--- DATA FOR THE TASK ---
##############################

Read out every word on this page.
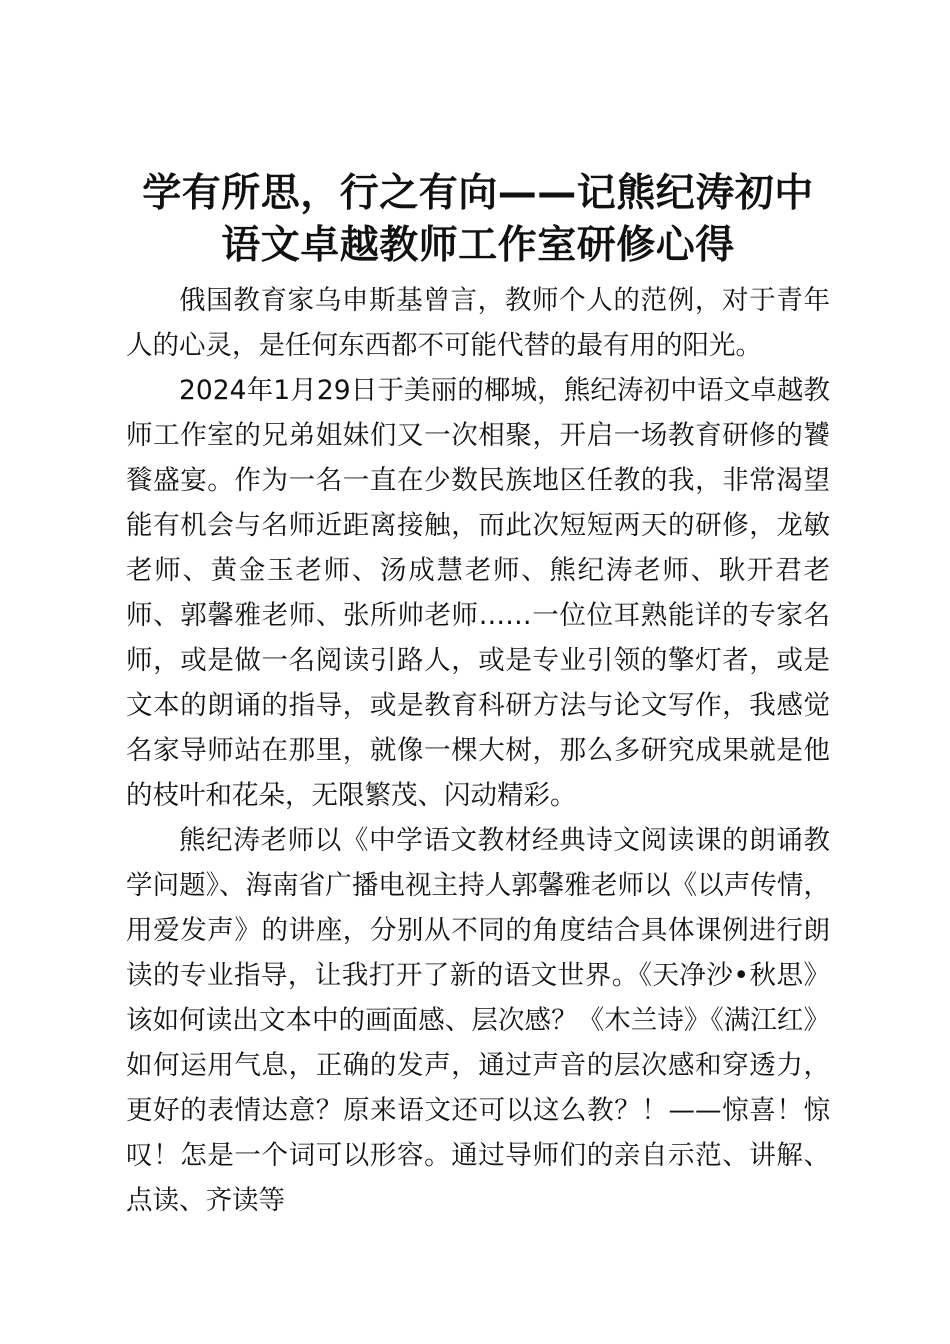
学有所思，行之有向——记熊纪涛初中语文卓越教师工作室研修心得

俄国教育家乌申斯基曾言，教师个人的范例，对于青年人的心灵，是任何东西都不可能代替的最有用的阳光。

2024年1月29日于美丽的椰城，熊纪涛初中语文卓越教师工作室的兄弟姐妹们又一次相聚，开启一场教育研修的饕餮盛宴。作为一名一直在少数民族地区任教的我，非常渴望能有机会与名师近距离接触，而此次短短两天的研修，龙敏老师、黄金玉老师、汤成慧老师、熊纪涛老师、耿开君老师、郭馨雅老师、张所帅老师……一位位耳熟能详的专家名师，或是做一名阅读引路人，或是专业引领的擎灯者，或是文本的朗诵的指导，或是教育科研方法与论文写作，我感觉名家导师站在那里，就像一棵大树，那么多研究成果就是他的枝叶和花朵，无限繁茂、闪动精彩。

熊纪涛老师以《中学语文教材经典诗文阅读课的朗诵教学问题》、海南省广播电视主持人郭馨雅老师以《以声传情，用爱发声》的讲座，分别从不同的角度结合具体课例进行朗读的专业指导，让我打开了新的语文世界。《天净沙•秋思》该如何读出文本中的画面感、层次感？《木兰诗》《满江红》如何运用气息，正确的发声，通过声音的层次感和穿透力，更好的表情达意？原来语文还可以这么教？！——惊喜！惊叹！怎是一个词可以形容。通过导师们的亲自示范、讲解、点读、齐读等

##############################

--- THE PROBLEM ---
In your copy of the listing above, reproduce each line exactly and omit all pictures.

--- EXPECTED ANSWER ---
Read out every word on this page.
学有所思，行之有向——记熊纪涛初中语文卓越教师工作室研修心得

俄国教育家乌申斯基曾言，教师个人的范例，对于青年人的心灵，是任何东西都不可能代替的最有用的阳光。

2024年1月29日于美丽的椰城，熊纪涛初中语文卓越教师工作室的兄弟姐妹们又一次相聚，开启一场教育研修的饕餮盛宴。作为一名一直在少数民族地区任教的我，非常渴望能有机会与名师近距离接触，而此次短短两天的研修，龙敏老师、黄金玉老师、汤成慧老师、熊纪涛老师、耿开君老师、郭馨雅老师、张所帅老师……一位位耳熟能详的专家名师，或是做一名阅读引路人，或是专业引领的擎灯者，或是文本的朗诵的指导，或是教育科研方法与论文写作，我感觉名家导师站在那里，就像一棵大树，那么多研究成果就是他的枝叶和花朵，无限繁茂、闪动精彩。

熊纪涛老师以《中学语文教材经典诗文阅读课的朗诵教学问题》、海南省广播电视主持人郭馨雅老师以《以声传情，用爱发声》的讲座，分别从不同的角度结合具体课例进行朗读的专业指导，让我打开了新的语文世界。《天净沙•秋思》该如何读出文本中的画面感、层次感？《木兰诗》《满江红》如何运用气息，正确的发声，通过声音的层次感和穿透力，更好的表情达意？原来语文还可以这么教？！——惊喜！惊叹！怎是一个词可以形容。通过导师们的亲自示范、讲解、点读、齐读等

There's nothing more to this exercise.